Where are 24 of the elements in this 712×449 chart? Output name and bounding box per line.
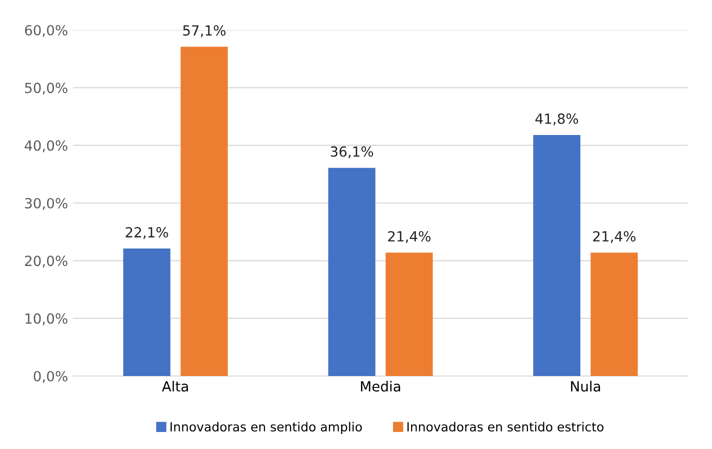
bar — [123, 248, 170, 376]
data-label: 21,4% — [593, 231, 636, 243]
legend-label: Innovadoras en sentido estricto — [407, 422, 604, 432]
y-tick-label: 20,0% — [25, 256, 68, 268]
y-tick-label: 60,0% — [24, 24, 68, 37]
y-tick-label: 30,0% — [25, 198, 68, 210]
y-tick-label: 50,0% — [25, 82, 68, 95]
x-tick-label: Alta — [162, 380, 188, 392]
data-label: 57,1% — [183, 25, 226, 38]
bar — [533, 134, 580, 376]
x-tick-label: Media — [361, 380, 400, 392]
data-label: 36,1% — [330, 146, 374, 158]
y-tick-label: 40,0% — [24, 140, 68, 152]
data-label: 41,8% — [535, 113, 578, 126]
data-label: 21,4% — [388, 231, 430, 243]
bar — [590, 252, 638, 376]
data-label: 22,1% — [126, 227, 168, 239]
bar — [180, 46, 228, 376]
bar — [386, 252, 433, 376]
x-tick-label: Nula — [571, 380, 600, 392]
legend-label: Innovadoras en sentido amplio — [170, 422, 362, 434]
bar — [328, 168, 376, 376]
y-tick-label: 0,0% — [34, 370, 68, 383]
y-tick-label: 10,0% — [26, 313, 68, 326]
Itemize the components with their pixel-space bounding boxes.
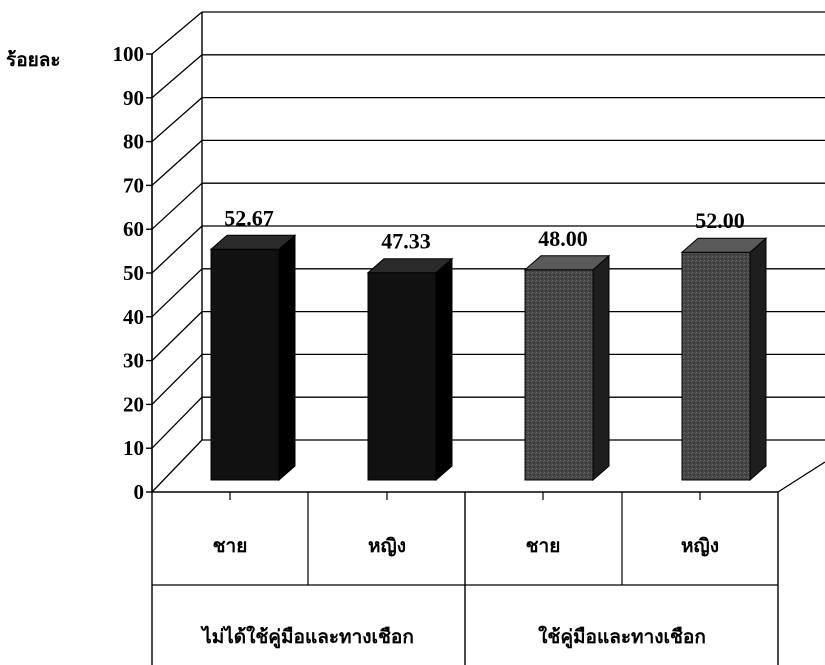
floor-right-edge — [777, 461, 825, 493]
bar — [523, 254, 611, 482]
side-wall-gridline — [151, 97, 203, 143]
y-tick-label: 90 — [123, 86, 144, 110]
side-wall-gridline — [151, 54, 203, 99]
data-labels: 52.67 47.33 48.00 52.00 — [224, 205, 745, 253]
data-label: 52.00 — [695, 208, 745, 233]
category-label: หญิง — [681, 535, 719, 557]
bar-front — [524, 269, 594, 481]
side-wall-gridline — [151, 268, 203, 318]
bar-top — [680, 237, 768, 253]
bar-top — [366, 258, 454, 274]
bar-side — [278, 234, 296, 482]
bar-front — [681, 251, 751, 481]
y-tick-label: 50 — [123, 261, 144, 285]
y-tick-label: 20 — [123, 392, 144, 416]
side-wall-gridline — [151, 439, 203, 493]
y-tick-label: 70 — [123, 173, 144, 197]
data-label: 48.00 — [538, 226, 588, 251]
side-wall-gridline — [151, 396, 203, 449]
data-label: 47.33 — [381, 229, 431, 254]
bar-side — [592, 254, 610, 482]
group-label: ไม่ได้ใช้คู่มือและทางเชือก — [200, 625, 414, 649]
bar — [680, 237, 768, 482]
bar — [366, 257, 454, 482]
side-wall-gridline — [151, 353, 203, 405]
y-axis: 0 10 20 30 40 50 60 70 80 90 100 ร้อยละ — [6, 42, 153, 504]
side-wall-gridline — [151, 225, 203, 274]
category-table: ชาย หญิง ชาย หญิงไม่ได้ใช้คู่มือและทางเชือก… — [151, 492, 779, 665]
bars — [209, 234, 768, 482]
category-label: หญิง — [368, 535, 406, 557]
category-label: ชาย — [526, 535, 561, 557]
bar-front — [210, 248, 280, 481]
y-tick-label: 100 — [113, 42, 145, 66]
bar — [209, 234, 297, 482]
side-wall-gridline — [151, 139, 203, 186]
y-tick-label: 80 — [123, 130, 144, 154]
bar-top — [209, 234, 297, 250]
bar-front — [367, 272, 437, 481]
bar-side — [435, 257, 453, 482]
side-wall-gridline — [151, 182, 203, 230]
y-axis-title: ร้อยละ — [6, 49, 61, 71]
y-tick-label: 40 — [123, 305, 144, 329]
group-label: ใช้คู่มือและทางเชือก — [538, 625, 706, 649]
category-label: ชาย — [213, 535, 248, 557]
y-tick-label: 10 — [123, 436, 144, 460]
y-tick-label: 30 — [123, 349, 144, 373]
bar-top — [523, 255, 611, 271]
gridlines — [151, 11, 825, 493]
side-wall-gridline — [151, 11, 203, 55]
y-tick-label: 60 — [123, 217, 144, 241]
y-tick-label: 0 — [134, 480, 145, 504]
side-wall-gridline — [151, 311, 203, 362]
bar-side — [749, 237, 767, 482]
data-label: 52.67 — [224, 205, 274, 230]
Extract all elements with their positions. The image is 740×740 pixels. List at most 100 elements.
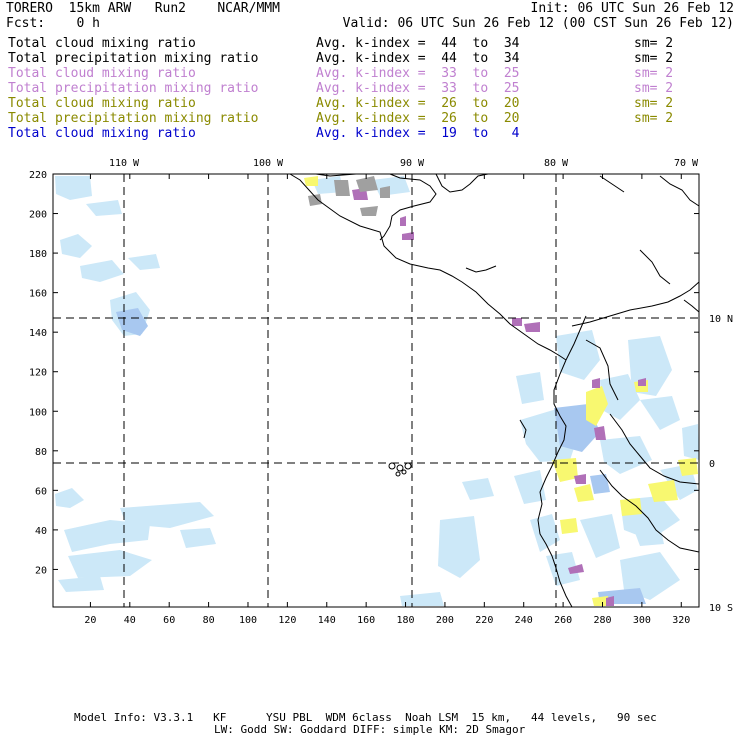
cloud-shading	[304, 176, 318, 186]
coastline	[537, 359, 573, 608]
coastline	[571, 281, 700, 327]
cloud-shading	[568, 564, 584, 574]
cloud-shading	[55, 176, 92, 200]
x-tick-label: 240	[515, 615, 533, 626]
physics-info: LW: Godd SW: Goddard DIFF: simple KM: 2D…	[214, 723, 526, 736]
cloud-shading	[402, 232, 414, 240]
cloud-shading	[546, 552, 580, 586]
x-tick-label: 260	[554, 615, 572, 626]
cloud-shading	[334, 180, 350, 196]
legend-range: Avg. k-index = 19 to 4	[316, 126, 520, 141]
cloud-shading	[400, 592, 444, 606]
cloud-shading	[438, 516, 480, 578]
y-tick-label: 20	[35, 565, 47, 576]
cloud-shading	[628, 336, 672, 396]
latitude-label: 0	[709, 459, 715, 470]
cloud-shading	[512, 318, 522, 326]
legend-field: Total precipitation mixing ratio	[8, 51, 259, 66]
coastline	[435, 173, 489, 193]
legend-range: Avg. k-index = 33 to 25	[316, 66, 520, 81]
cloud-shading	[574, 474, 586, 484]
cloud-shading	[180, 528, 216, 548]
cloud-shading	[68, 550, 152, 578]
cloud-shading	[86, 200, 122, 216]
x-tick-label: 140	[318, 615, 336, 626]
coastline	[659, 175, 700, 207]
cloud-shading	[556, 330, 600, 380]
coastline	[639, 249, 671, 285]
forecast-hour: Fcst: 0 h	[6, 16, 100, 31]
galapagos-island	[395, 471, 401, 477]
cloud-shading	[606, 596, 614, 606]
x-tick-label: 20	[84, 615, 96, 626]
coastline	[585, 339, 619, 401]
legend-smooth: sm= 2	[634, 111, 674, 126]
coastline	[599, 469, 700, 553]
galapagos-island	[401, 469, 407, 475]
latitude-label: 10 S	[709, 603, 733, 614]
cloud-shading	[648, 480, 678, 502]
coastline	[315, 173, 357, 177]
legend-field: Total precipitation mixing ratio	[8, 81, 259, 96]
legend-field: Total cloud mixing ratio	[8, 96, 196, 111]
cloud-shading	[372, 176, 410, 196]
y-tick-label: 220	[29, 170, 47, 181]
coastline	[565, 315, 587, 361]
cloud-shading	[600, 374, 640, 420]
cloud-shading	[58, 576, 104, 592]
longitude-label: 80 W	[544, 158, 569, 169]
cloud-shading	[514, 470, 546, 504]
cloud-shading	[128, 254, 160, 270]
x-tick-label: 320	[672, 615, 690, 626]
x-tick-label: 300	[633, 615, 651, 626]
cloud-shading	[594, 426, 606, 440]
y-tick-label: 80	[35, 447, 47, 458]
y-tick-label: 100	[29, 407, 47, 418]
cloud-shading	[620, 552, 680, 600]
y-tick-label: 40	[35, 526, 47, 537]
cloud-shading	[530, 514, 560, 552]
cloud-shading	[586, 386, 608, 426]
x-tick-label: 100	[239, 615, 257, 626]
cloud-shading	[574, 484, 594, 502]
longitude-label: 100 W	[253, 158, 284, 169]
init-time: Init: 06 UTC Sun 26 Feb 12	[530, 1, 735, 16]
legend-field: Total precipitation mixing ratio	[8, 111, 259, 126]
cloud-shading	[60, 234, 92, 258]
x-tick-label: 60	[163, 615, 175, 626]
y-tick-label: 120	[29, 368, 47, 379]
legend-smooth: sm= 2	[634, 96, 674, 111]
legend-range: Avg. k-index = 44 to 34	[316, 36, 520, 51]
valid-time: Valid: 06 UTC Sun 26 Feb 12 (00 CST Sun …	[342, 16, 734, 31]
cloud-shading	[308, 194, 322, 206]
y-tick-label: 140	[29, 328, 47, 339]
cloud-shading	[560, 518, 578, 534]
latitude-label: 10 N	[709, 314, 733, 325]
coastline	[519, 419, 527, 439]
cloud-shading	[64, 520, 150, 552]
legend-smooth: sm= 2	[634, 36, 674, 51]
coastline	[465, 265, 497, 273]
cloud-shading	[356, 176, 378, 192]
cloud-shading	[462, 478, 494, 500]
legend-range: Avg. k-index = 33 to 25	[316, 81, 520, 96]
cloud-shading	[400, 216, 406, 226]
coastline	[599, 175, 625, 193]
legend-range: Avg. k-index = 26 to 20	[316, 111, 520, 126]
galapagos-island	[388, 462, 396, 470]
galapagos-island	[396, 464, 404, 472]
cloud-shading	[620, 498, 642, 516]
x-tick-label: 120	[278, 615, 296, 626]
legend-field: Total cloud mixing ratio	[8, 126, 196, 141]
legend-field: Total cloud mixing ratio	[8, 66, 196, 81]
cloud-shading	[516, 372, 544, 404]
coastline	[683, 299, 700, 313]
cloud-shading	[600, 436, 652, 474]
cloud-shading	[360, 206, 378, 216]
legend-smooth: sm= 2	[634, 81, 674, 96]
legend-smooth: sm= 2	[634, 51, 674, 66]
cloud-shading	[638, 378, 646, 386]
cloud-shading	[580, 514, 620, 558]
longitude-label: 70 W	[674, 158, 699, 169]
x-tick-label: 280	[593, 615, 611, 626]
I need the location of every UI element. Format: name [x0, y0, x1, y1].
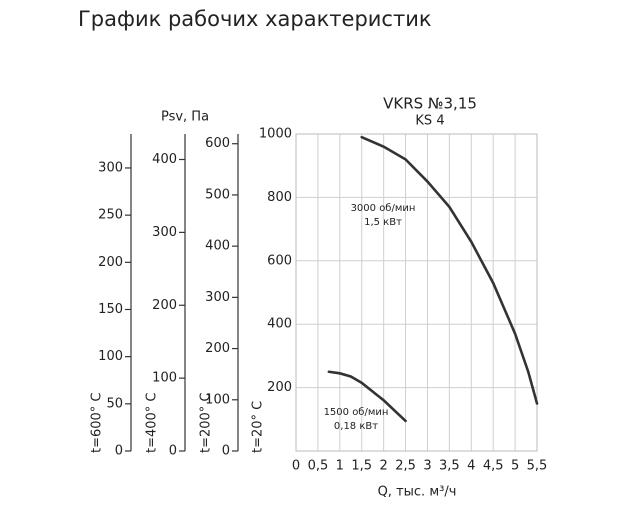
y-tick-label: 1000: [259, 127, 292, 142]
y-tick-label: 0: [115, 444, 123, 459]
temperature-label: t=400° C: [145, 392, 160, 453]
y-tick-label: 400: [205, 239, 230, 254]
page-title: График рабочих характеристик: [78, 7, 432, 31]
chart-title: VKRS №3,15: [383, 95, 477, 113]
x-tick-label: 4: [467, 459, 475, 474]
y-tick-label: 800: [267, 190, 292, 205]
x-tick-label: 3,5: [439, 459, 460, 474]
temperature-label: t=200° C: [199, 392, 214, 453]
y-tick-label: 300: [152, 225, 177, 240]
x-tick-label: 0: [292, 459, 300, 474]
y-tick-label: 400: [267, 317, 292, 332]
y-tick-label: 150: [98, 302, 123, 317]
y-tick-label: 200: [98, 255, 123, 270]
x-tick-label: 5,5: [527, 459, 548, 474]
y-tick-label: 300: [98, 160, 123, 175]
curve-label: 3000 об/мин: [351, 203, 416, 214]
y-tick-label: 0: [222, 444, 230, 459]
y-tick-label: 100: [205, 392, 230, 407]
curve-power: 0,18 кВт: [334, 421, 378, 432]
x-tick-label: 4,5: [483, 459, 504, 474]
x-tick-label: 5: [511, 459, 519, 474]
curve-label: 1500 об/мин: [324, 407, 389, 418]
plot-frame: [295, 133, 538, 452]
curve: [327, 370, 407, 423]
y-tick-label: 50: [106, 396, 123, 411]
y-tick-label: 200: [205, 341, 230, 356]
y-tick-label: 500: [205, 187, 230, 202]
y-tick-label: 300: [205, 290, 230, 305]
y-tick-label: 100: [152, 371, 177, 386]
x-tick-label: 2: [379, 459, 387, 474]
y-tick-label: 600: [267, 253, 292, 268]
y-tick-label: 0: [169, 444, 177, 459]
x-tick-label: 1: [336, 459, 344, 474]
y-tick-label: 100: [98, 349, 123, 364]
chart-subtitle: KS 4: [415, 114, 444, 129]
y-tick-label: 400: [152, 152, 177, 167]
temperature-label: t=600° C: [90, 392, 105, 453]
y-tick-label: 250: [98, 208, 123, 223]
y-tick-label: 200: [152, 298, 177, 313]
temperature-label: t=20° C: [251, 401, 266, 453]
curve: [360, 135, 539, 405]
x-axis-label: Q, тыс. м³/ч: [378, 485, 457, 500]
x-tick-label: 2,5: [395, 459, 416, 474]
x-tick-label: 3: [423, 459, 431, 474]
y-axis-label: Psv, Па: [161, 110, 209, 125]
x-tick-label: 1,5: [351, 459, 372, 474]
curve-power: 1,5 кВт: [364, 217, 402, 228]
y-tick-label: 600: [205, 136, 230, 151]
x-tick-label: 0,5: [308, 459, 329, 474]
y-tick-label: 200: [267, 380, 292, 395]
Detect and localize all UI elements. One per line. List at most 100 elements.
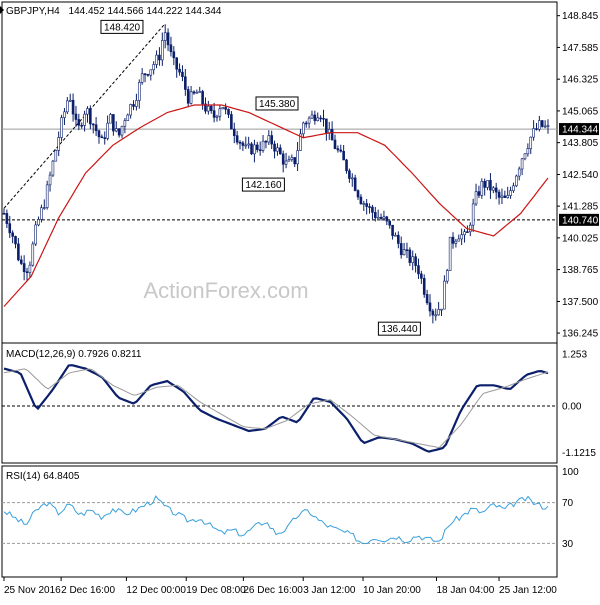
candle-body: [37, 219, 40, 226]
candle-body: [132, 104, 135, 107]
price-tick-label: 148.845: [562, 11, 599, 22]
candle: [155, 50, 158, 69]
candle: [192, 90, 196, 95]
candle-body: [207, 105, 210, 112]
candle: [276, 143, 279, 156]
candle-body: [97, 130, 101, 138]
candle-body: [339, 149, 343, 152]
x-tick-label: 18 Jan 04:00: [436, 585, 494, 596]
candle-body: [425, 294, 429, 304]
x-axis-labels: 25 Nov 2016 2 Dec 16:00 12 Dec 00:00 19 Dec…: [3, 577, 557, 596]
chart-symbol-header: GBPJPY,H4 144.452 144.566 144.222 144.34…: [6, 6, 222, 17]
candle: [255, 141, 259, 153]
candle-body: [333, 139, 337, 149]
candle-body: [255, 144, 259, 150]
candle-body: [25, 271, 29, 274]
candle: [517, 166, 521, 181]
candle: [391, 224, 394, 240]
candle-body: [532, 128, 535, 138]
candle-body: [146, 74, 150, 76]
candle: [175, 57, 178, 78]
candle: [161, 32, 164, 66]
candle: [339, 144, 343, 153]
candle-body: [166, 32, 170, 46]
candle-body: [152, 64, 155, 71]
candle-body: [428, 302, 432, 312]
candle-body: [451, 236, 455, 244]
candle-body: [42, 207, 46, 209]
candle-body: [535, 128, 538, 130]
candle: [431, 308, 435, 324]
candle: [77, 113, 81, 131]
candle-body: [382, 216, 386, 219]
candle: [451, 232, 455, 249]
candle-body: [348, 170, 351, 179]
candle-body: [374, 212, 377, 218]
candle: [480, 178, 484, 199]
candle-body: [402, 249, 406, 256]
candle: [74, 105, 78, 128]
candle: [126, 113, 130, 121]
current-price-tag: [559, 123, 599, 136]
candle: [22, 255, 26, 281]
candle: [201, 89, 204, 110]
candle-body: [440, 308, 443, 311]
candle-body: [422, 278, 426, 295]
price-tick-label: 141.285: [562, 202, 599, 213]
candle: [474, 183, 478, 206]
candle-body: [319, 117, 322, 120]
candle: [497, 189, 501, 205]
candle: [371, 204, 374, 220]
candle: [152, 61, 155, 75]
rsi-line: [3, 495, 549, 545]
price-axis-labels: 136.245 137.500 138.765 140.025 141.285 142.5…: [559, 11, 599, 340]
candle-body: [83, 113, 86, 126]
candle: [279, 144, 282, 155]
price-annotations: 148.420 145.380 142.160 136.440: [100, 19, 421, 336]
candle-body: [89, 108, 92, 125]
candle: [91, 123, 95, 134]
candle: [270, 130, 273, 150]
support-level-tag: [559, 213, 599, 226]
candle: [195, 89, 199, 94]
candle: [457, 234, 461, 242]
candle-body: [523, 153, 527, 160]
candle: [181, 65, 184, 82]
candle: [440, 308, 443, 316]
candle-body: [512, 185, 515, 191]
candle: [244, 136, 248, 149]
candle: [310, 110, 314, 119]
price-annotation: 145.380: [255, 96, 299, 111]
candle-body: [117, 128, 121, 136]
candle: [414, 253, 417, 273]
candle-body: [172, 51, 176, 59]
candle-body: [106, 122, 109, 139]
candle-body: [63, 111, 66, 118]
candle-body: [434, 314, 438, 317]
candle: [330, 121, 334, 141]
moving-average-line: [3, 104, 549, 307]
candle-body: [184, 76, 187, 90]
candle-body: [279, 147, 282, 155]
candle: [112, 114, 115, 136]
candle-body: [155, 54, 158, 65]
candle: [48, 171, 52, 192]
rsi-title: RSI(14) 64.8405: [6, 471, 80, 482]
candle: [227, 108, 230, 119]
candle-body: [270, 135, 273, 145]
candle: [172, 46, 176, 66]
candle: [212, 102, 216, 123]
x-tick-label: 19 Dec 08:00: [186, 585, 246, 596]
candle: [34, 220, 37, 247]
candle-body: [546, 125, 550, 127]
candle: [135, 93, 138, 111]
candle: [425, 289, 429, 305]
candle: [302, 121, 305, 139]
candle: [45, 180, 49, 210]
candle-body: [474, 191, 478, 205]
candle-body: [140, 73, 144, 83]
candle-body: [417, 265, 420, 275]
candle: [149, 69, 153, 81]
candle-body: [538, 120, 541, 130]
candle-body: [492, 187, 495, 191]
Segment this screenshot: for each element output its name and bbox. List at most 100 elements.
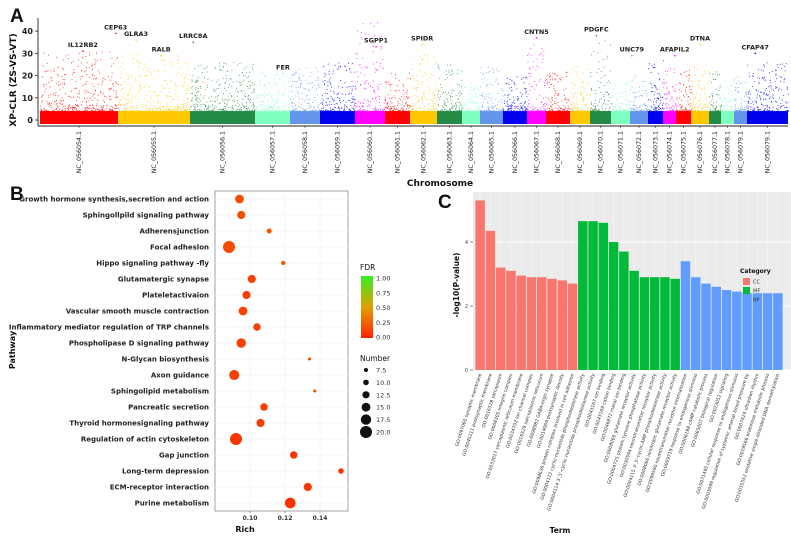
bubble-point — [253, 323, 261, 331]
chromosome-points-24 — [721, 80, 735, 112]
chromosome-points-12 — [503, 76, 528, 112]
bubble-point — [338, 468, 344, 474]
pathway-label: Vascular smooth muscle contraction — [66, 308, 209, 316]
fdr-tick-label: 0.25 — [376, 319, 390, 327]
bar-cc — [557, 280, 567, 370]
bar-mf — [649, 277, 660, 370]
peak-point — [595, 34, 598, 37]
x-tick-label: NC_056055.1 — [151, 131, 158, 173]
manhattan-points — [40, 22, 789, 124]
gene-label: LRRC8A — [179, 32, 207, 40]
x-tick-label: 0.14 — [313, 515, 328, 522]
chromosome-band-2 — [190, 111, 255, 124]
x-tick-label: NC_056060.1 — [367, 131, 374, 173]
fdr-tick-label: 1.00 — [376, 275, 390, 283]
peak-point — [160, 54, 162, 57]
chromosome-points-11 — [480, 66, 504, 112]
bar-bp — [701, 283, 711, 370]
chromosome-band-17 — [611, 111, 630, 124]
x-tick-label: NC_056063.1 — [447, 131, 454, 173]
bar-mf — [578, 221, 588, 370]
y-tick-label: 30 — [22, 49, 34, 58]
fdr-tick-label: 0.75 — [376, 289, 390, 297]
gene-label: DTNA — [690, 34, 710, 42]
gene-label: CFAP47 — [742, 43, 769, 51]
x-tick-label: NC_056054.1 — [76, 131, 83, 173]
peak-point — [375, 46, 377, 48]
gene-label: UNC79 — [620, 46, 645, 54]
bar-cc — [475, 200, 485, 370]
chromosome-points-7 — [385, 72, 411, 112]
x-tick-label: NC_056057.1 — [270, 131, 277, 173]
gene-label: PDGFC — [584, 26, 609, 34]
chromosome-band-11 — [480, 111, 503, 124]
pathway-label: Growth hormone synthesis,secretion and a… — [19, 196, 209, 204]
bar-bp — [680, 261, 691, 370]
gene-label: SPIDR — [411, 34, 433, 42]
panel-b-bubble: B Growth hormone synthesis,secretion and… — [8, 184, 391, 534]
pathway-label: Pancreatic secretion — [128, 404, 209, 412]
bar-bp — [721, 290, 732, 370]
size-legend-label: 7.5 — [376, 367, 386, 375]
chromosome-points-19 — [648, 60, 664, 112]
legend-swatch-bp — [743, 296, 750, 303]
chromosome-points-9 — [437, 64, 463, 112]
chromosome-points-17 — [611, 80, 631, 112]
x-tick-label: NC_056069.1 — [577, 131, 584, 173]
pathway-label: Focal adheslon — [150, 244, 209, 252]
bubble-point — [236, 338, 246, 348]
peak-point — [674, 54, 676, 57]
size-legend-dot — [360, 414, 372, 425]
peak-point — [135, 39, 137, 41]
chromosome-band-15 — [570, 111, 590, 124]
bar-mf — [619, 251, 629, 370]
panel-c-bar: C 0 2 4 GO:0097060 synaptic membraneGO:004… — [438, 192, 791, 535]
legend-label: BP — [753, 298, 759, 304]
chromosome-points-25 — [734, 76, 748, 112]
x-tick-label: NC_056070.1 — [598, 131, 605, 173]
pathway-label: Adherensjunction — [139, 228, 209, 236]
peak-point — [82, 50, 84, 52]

## Written task
Reproduce unchanged the rows from the one containing "y-tick-label: 1000: [259, 127, 292, 142]" through the one containing "chart-title: VKRS №3,15: [383, 95, 477, 113]", including both.

## Written answer
y-tick-label: 1000: [259, 127, 292, 142]
y-tick-label: 0: [115, 444, 123, 459]
temperature-label: t=400° C: [145, 392, 160, 453]
y-tick-label: 400: [205, 239, 230, 254]
page-title: График рабочих характеристик: [78, 7, 432, 31]
chart-title: VKRS №3,15: [383, 95, 477, 113]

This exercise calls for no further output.